(Task statement):
Search the listing for the string "this" and copy every line that contains it.

(Material provided):
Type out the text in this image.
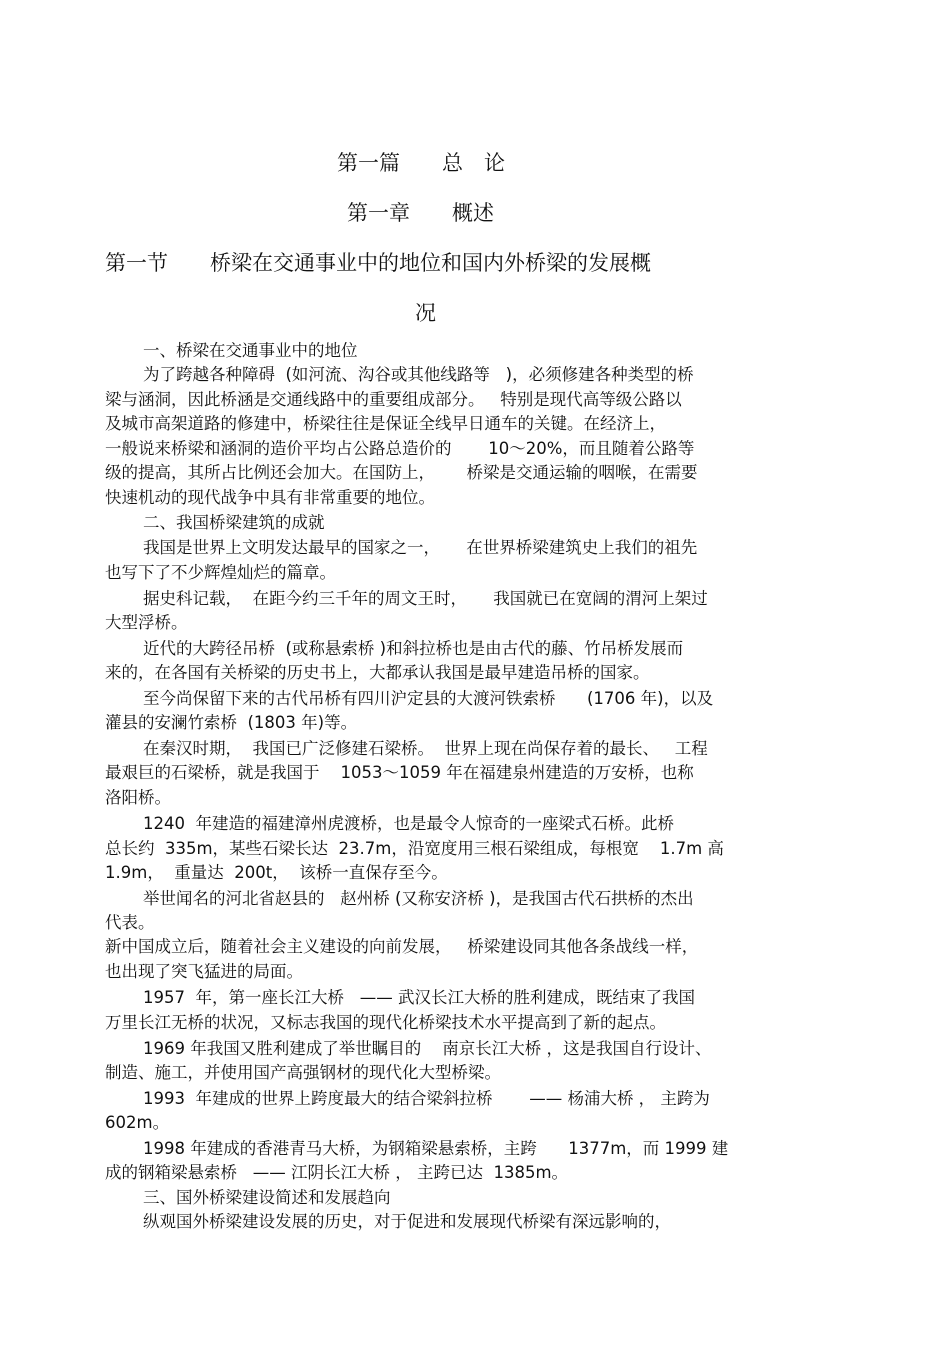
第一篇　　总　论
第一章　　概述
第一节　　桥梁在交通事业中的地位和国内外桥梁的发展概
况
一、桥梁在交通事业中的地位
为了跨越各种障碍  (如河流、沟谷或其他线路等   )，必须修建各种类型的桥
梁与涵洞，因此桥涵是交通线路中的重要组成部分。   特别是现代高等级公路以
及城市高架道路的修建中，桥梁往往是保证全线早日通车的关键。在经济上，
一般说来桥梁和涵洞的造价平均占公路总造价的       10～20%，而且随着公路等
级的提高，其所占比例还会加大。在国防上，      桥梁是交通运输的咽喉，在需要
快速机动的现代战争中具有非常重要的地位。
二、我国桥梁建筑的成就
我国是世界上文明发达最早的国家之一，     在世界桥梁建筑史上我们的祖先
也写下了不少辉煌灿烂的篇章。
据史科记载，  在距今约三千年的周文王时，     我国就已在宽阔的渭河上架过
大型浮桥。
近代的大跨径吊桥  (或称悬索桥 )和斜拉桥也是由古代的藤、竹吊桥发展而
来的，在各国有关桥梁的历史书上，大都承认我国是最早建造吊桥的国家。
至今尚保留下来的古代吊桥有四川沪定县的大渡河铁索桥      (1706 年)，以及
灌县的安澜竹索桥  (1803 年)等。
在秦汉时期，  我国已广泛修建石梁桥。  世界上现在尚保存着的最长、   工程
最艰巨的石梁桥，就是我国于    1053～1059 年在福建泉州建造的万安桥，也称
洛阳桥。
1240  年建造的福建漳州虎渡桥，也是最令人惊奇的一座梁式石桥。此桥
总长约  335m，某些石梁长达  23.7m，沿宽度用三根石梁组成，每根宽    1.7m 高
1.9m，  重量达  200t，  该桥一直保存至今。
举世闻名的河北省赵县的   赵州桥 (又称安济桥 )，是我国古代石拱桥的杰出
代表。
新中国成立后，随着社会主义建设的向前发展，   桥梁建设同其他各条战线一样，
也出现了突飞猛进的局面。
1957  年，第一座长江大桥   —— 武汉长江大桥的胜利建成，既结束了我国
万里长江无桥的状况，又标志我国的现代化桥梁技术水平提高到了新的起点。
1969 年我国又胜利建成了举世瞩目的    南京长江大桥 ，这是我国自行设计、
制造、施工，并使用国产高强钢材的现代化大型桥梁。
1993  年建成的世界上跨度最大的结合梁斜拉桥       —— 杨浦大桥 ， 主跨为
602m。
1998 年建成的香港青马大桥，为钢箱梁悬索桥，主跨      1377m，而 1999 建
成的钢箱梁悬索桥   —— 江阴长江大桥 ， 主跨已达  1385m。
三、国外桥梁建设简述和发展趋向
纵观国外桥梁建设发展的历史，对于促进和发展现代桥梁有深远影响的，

---

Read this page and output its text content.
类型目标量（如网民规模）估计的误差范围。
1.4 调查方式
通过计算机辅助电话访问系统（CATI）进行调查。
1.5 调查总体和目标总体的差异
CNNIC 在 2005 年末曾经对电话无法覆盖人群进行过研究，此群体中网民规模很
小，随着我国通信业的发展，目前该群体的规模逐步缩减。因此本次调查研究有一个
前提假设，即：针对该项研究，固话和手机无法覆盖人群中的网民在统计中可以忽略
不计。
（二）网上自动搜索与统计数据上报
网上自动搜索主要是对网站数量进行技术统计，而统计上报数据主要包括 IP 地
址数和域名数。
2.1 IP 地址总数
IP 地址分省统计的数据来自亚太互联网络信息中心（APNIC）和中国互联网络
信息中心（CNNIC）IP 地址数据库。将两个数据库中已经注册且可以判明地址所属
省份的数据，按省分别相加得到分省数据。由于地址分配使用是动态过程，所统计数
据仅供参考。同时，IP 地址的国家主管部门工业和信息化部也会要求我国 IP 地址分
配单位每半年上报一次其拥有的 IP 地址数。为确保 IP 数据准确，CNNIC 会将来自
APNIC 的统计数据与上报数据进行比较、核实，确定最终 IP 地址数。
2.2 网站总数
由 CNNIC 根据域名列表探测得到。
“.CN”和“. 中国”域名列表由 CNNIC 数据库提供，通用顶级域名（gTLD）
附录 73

(The solution):
Type out the text in this image.
Read this page and output its text content.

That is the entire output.